• _RECORDS FOR THIS TASK_:
-----
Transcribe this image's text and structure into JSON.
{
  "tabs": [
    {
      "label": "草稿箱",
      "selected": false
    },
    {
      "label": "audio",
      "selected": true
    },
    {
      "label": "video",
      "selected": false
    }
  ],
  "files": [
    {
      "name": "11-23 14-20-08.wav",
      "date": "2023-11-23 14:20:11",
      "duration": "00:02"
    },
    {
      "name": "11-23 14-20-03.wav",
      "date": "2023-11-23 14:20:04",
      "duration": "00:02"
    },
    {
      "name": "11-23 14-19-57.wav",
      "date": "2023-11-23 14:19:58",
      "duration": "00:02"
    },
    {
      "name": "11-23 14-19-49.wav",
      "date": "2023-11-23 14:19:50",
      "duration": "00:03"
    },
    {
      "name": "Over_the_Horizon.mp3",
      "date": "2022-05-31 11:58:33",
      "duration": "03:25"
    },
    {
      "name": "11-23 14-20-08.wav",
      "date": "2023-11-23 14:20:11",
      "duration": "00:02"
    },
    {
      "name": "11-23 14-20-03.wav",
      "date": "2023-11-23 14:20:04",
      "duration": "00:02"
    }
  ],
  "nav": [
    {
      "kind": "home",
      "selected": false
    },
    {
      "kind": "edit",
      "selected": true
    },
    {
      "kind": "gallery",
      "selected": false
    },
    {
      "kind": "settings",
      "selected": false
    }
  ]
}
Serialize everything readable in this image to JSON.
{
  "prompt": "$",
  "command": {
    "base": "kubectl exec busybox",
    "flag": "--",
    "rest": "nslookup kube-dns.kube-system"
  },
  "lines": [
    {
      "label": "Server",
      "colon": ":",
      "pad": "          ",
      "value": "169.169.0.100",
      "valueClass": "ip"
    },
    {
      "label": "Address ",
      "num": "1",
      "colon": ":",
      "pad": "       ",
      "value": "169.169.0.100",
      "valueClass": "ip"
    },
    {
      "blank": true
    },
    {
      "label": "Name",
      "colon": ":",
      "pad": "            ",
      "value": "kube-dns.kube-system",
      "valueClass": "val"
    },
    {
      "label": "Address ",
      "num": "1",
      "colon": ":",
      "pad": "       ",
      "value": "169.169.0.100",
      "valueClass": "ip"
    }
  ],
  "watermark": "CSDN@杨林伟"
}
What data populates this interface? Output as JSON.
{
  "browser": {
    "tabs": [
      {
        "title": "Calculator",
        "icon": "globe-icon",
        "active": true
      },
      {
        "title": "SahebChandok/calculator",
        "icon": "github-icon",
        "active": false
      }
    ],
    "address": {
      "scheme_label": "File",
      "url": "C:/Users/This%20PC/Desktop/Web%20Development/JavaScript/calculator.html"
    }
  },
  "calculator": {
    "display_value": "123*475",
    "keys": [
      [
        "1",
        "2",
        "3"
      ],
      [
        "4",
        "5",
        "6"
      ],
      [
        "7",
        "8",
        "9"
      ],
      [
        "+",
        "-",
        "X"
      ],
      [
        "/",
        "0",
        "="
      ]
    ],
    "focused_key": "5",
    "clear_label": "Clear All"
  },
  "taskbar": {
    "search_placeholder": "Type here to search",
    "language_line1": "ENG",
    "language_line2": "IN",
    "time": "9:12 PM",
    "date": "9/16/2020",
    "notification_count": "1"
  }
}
-----
Copy all the records above precisely.

• _REPLY TO THE TASK_:
Transcribe this image's text and structure into JSON.
{
  "tabs": [
    {
      "label": "草稿箱",
      "selected": false
    },
    {
      "label": "audio",
      "selected": true
    },
    {
      "label": "video",
      "selected": false
    }
  ],
  "files": [
    {
      "name": "11-23 14-20-08.wav",
      "date": "2023-11-23 14:20:11",
      "duration": "00:02"
    },
    {
      "name": "11-23 14-20-03.wav",
      "date": "2023-11-23 14:20:04",
      "duration": "00:02"
    },
    {
      "name": "11-23 14-19-57.wav",
      "date": "2023-11-23 14:19:58",
      "duration": "00:02"
    },
    {
      "name": "11-23 14-19-49.wav",
      "date": "2023-11-23 14:19:50",
      "duration": "00:03"
    },
    {
      "name": "Over_the_Horizon.mp3",
      "date": "2022-05-31 11:58:33",
      "duration": "03:25"
    },
    {
      "name": "11-23 14-20-08.wav",
      "date": "2023-11-23 14:20:11",
      "duration": "00:02"
    },
    {
      "name": "11-23 14-20-03.wav",
      "date": "2023-11-23 14:20:04",
      "duration": "00:02"
    }
  ],
  "nav": [
    {
      "kind": "home",
      "selected": false
    },
    {
      "kind": "edit",
      "selected": true
    },
    {
      "kind": "gallery",
      "selected": false
    },
    {
      "kind": "settings",
      "selected": false
    }
  ]
}
Serialize everything readable in this image to JSON.
{
  "prompt": "$",
  "command": {
    "base": "kubectl exec busybox",
    "flag": "--",
    "rest": "nslookup kube-dns.kube-system"
  },
  "lines": [
    {
      "label": "Server",
      "colon": ":",
      "pad": "          ",
      "value": "169.169.0.100",
      "valueClass": "ip"
    },
    {
      "label": "Address ",
      "num": "1",
      "colon": ":",
      "pad": "       ",
      "value": "169.169.0.100",
      "valueClass": "ip"
    },
    {
      "blank": true
    },
    {
      "label": "Name",
      "colon": ":",
      "pad": "            ",
      "value": "kube-dns.kube-system",
      "valueClass": "val"
    },
    {
      "label": "Address ",
      "num": "1",
      "colon": ":",
      "pad": "       ",
      "value": "169.169.0.100",
      "valueClass": "ip"
    }
  ],
  "watermark": "CSDN@杨林伟"
}
What data populates this interface? Output as JSON.
{
  "browser": {
    "tabs": [
      {
        "title": "Calculator",
        "icon": "globe-icon",
        "active": true
      },
      {
        "title": "SahebChandok/calculator",
        "icon": "github-icon",
        "active": false
      }
    ],
    "address": {
      "scheme_label": "File",
      "url": "C:/Users/This%20PC/Desktop/Web%20Development/JavaScript/calculator.html"
    }
  },
  "calculator": {
    "display_value": "123*475",
    "keys": [
      [
        "1",
        "2",
        "3"
      ],
      [
        "4",
        "5",
        "6"
      ],
      [
        "7",
        "8",
        "9"
      ],
      [
        "+",
        "-",
        "X"
      ],
      [
        "/",
        "0",
        "="
      ]
    ],
    "focused_key": "5",
    "clear_label": "Clear All"
  },
  "taskbar": {
    "search_placeholder": "Type here to search",
    "language_line1": "ENG",
    "language_line2": "IN",
    "time": "9:12 PM",
    "date": "9/16/2020",
    "notification_count": "1"
  }
}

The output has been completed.